▶ Exercise description:
Set the listing down unchanged, minus every embedded image.

####

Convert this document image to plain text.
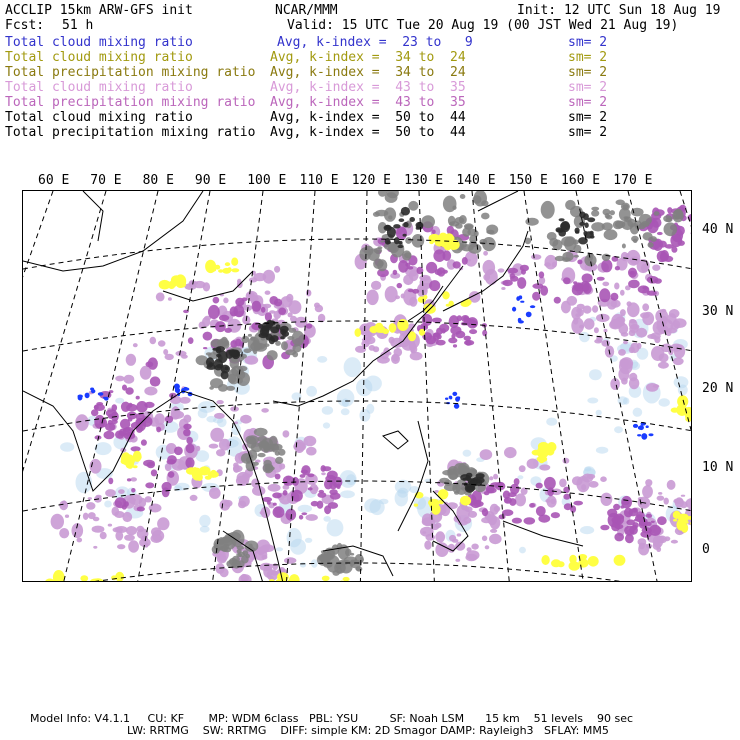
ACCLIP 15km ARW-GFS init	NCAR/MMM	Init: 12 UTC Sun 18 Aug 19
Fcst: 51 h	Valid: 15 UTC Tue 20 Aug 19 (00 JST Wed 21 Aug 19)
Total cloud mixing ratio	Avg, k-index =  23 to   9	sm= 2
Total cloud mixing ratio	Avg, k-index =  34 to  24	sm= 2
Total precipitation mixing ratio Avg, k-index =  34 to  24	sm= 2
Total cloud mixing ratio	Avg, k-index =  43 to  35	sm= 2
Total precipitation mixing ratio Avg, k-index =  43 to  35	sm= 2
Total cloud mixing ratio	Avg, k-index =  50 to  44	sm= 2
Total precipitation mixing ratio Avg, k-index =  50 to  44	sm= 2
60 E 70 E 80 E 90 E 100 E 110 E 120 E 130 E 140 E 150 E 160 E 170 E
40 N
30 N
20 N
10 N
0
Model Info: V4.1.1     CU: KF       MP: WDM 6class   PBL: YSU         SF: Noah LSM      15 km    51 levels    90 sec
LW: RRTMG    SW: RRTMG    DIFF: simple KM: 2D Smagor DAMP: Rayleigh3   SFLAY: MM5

####

▶ Reply:
Convert this document image to plain text.
ACCLIP 15km ARW-GFS init	NCAR/MMM	Init: 12 UTC Sun 18 Aug 19
Fcst: 51 h	Valid: 15 UTC Tue 20 Aug 19 (00 JST Wed 21 Aug 19)
Total cloud mixing ratio	Avg, k-index =  23 to   9	sm= 2
Total cloud mixing ratio	Avg, k-index =  34 to  24	sm= 2
Total precipitation mixing ratio Avg, k-index =  34 to  24	sm= 2
Total cloud mixing ratio	Avg, k-index =  43 to  35	sm= 2
Total precipitation mixing ratio Avg, k-index =  43 to  35	sm= 2
Total cloud mixing ratio	Avg, k-index =  50 to  44	sm= 2
Total precipitation mixing ratio Avg, k-index =  50 to  44	sm= 2
60 E 70 E 80 E 90 E 100 E 110 E 120 E 130 E 140 E 150 E 160 E 170 E
40 N
30 N
20 N
10 N
0
Model Info: V4.1.1     CU: KF       MP: WDM 6class   PBL: YSU         SF: Noah LSM      15 km    51 levels    90 sec
LW: RRTMG    SW: RRTMG    DIFF: simple KM: 2D Smagor DAMP: Rayleigh3   SFLAY: MM5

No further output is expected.